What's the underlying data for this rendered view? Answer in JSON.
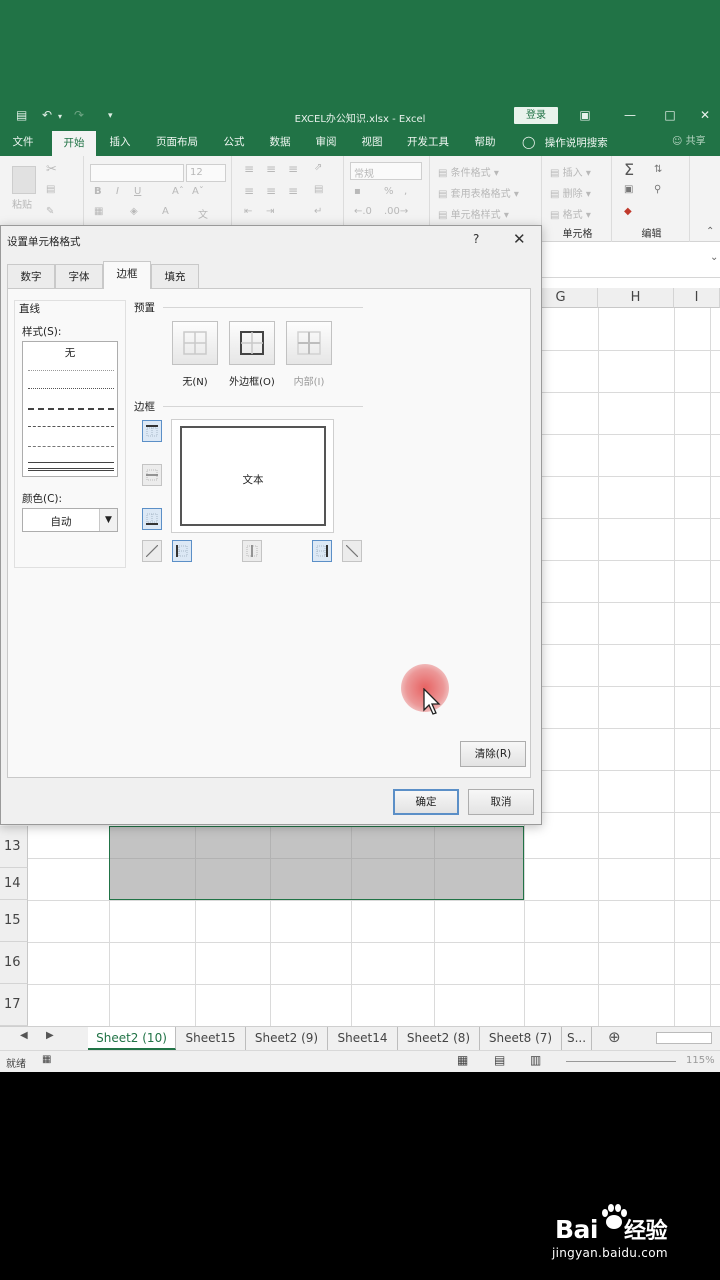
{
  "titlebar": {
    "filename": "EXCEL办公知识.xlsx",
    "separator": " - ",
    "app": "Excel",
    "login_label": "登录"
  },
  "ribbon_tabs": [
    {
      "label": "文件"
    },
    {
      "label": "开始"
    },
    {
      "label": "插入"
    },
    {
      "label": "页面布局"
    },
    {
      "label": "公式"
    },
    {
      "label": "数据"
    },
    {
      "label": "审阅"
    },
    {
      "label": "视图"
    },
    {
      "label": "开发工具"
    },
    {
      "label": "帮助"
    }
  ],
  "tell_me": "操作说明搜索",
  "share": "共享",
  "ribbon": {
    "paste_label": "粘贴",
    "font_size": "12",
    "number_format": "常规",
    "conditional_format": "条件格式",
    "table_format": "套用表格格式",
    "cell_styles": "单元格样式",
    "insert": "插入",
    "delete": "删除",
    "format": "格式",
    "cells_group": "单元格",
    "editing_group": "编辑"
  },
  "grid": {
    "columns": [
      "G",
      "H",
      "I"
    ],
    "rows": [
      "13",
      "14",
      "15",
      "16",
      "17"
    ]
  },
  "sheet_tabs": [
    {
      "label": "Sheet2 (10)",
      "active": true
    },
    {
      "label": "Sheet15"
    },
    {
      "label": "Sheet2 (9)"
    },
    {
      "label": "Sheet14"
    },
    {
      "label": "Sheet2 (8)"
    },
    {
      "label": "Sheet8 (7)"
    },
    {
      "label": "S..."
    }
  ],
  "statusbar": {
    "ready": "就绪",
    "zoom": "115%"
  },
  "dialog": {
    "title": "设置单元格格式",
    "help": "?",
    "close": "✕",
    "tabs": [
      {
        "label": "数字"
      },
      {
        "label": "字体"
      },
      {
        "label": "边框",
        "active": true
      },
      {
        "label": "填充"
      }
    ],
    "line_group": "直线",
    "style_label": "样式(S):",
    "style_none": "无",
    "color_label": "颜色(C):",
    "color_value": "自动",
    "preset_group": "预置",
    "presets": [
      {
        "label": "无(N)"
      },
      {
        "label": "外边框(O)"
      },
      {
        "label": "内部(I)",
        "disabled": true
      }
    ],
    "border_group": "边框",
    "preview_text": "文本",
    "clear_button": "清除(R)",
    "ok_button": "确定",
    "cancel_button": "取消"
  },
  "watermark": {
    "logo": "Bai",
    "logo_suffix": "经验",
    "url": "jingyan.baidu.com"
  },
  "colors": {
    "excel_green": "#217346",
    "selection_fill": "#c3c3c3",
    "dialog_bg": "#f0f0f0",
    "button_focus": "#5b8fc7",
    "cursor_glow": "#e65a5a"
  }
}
------------------------------------------------
▶ [Stated goal]:
The records above should be reproduced exactly, with no pictures included.

▶ [Output below]:
What's the underlying data for this rendered view? Answer in JSON.
{
  "titlebar": {
    "filename": "EXCEL办公知识.xlsx",
    "separator": " - ",
    "app": "Excel",
    "login_label": "登录"
  },
  "ribbon_tabs": [
    {
      "label": "文件"
    },
    {
      "label": "开始"
    },
    {
      "label": "插入"
    },
    {
      "label": "页面布局"
    },
    {
      "label": "公式"
    },
    {
      "label": "数据"
    },
    {
      "label": "审阅"
    },
    {
      "label": "视图"
    },
    {
      "label": "开发工具"
    },
    {
      "label": "帮助"
    }
  ],
  "tell_me": "操作说明搜索",
  "share": "共享",
  "ribbon": {
    "paste_label": "粘贴",
    "font_size": "12",
    "number_format": "常规",
    "conditional_format": "条件格式",
    "table_format": "套用表格格式",
    "cell_styles": "单元格样式",
    "insert": "插入",
    "delete": "删除",
    "format": "格式",
    "cells_group": "单元格",
    "editing_group": "编辑"
  },
  "grid": {
    "columns": [
      "G",
      "H",
      "I"
    ],
    "rows": [
      "13",
      "14",
      "15",
      "16",
      "17"
    ]
  },
  "sheet_tabs": [
    {
      "label": "Sheet2 (10)",
      "active": true
    },
    {
      "label": "Sheet15"
    },
    {
      "label": "Sheet2 (9)"
    },
    {
      "label": "Sheet14"
    },
    {
      "label": "Sheet2 (8)"
    },
    {
      "label": "Sheet8 (7)"
    },
    {
      "label": "S..."
    }
  ],
  "statusbar": {
    "ready": "就绪",
    "zoom": "115%"
  },
  "dialog": {
    "title": "设置单元格格式",
    "help": "?",
    "close": "✕",
    "tabs": [
      {
        "label": "数字"
      },
      {
        "label": "字体"
      },
      {
        "label": "边框",
        "active": true
      },
      {
        "label": "填充"
      }
    ],
    "line_group": "直线",
    "style_label": "样式(S):",
    "style_none": "无",
    "color_label": "颜色(C):",
    "color_value": "自动",
    "preset_group": "预置",
    "presets": [
      {
        "label": "无(N)"
      },
      {
        "label": "外边框(O)"
      },
      {
        "label": "内部(I)",
        "disabled": true
      }
    ],
    "border_group": "边框",
    "preview_text": "文本",
    "clear_button": "清除(R)",
    "ok_button": "确定",
    "cancel_button": "取消"
  },
  "watermark": {
    "logo": "Bai",
    "logo_suffix": "经验",
    "url": "jingyan.baidu.com"
  },
  "colors": {
    "excel_green": "#217346",
    "selection_fill": "#c3c3c3",
    "dialog_bg": "#f0f0f0",
    "button_focus": "#5b8fc7",
    "cursor_glow": "#e65a5a"
  }
}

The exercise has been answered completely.